Extract every line of the material below and reproduce each one verbatim. Leave the pictures out of your answer.

━━━━━ Data extract ━━━━━

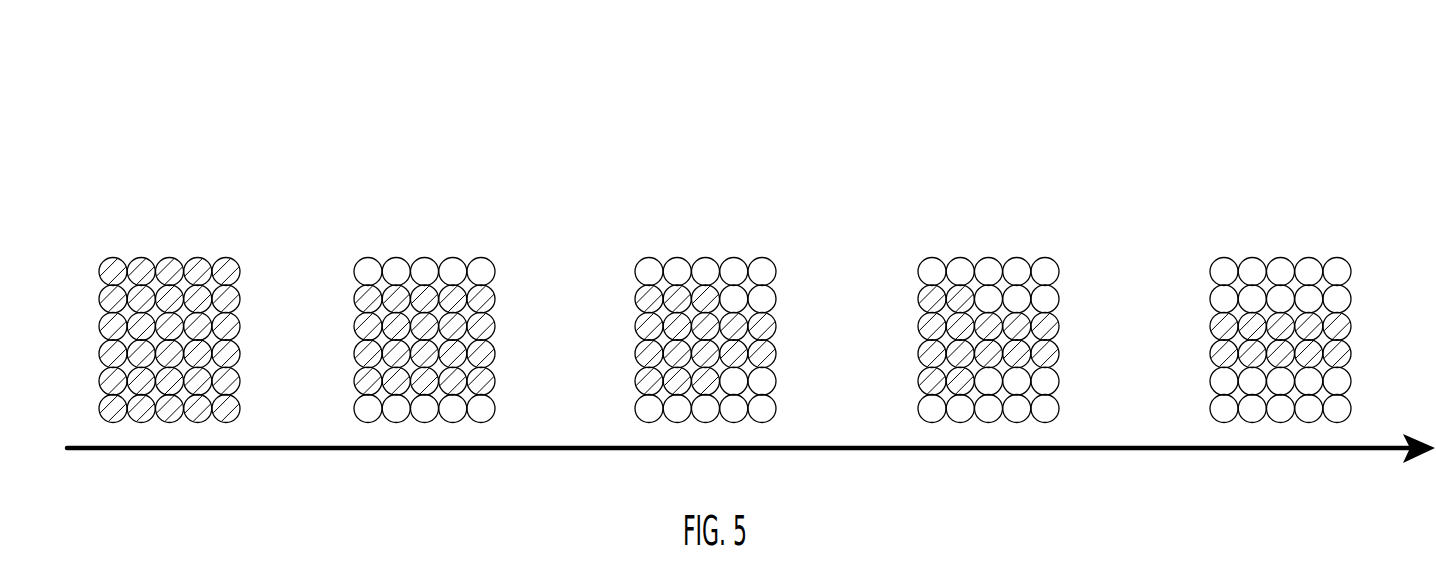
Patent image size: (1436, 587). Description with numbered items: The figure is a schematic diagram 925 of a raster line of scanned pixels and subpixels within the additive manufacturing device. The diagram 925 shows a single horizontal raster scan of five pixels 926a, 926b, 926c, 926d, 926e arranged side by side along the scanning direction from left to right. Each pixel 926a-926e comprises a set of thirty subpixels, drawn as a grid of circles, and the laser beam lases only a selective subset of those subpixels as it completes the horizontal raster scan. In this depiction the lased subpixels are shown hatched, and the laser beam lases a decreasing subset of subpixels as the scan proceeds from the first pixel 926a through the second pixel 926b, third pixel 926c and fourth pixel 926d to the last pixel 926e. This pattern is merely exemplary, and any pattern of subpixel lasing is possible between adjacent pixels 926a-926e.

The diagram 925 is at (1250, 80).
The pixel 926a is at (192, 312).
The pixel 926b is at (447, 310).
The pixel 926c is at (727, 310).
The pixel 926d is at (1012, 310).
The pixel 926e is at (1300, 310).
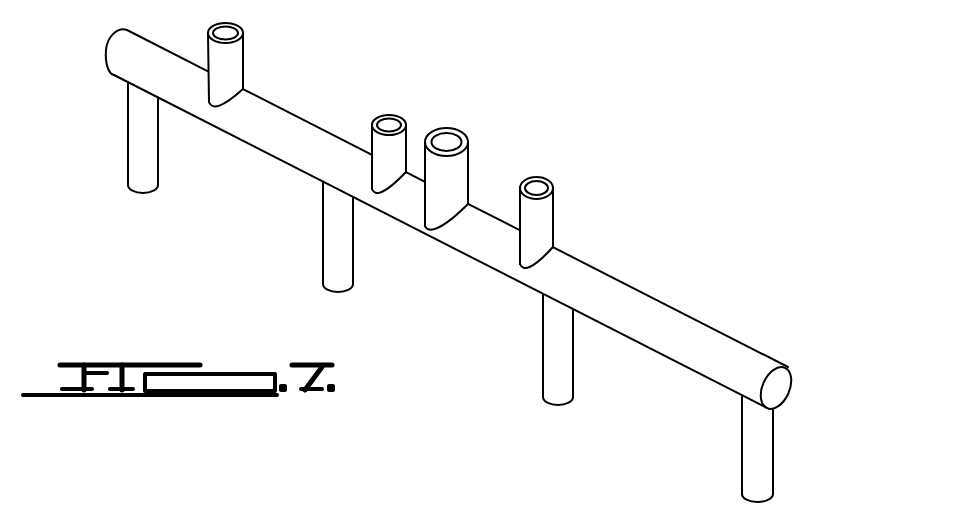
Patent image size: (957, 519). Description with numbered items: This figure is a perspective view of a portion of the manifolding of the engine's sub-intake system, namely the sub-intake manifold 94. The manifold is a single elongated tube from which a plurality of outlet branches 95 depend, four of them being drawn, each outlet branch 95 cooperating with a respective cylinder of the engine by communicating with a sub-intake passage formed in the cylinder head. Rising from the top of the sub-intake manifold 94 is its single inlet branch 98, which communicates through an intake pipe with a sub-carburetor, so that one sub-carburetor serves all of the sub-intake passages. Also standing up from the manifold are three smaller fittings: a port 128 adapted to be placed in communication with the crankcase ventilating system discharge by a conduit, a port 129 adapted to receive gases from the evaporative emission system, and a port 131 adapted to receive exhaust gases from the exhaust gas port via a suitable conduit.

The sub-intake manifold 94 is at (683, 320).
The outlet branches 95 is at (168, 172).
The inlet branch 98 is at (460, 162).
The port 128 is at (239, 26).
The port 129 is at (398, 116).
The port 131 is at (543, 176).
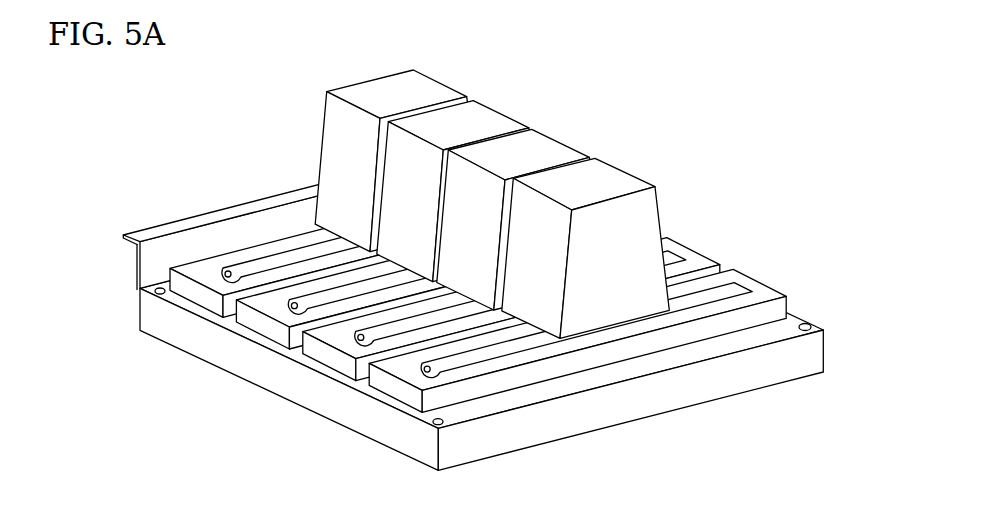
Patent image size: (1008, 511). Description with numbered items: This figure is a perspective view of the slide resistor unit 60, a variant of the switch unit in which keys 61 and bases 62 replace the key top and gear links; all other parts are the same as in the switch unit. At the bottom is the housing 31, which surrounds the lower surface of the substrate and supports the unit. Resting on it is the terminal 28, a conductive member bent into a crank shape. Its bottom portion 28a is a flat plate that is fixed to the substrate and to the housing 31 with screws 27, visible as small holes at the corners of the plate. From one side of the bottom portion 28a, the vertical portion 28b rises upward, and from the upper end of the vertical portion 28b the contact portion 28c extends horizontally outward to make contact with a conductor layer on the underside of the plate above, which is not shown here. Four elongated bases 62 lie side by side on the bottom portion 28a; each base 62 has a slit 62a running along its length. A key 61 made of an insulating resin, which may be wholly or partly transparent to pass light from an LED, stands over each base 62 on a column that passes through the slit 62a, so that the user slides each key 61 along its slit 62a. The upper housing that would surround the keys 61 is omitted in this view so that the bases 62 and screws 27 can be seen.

━━━━━

> **Exercise output**:
Patent image size: (1436, 587). Description with numbered items: The figure is a schematic diagram 925 of a raster line of scanned pixels and subpixels within the additive manufacturing device. The diagram 925 shows a single horizontal raster scan of five pixels 926a, 926b, 926c, 926d, 926e arranged side by side along the scanning direction from left to right. Each pixel 926a-926e comprises a set of thirty subpixels, drawn as a grid of circles, and the laser beam lases only a selective subset of those subpixels as it completes the horizontal raster scan. In this depiction the lased subpixels are shown hatched, and the laser beam lases a decreasing subset of subpixels as the scan proceeds from the first pixel 926a through the second pixel 926b, third pixel 926c and fourth pixel 926d to the last pixel 926e. This pattern is merely exemplary, and any pattern of subpixel lasing is possible between adjacent pixels 926a-926e.

The diagram 925 is at (1250, 80).
The pixel 926a is at (192, 312).
The pixel 926b is at (447, 310).
The pixel 926c is at (727, 310).
The pixel 926d is at (1012, 310).
The pixel 926e is at (1300, 310).
Patent image size: (957, 519). Description with numbered items: This figure is a perspective view of a portion of the manifolding of the engine's sub-intake system, namely the sub-intake manifold 94. The manifold is a single elongated tube from which a plurality of outlet branches 95 depend, four of them being drawn, each outlet branch 95 cooperating with a respective cylinder of the engine by communicating with a sub-intake passage formed in the cylinder head. Rising from the top of the sub-intake manifold 94 is its single inlet branch 98, which communicates through an intake pipe with a sub-carburetor, so that one sub-carburetor serves all of the sub-intake passages. Also standing up from the manifold are three smaller fittings: a port 128 adapted to be placed in communication with the crankcase ventilating system discharge by a conduit, a port 129 adapted to receive gases from the evaporative emission system, and a port 131 adapted to receive exhaust gases from the exhaust gas port via a suitable conduit.

The sub-intake manifold 94 is at (683, 320).
The outlet branches 95 is at (168, 172).
The inlet branch 98 is at (460, 162).
The port 128 is at (239, 26).
The port 129 is at (398, 116).
The port 131 is at (543, 176).
Patent image size: (1008, 511). Description with numbered items: This figure is a perspective view of the slide resistor unit 60, a variant of the switch unit in which keys 61 and bases 62 replace the key top and gear links; all other parts are the same as in the switch unit. At the bottom is the housing 31, which surrounds the lower surface of the substrate and supports the unit. Resting on it is the terminal 28, a conductive member bent into a crank shape. Its bottom portion 28a is a flat plate that is fixed to the substrate and to the housing 31 with screws 27, visible as small holes at the corners of the plate. From one side of the bottom portion 28a, the vertical portion 28b rises upward, and from the upper end of the vertical portion 28b the contact portion 28c extends horizontally outward to make contact with a conductor layer on the underside of the plate above, which is not shown here. Four elongated bases 62 lie side by side on the bottom portion 28a; each base 62 has a slit 62a running along its length. A key 61 made of an insulating resin, which may be wholly or partly transparent to pass light from an LED, stands over each base 62 on a column that passes through the slit 62a, so that the user slides each key 61 along its slit 62a. The upper housing that would surround the keys 61 is omitted in this view so that the bases 62 and screws 27 can be seen.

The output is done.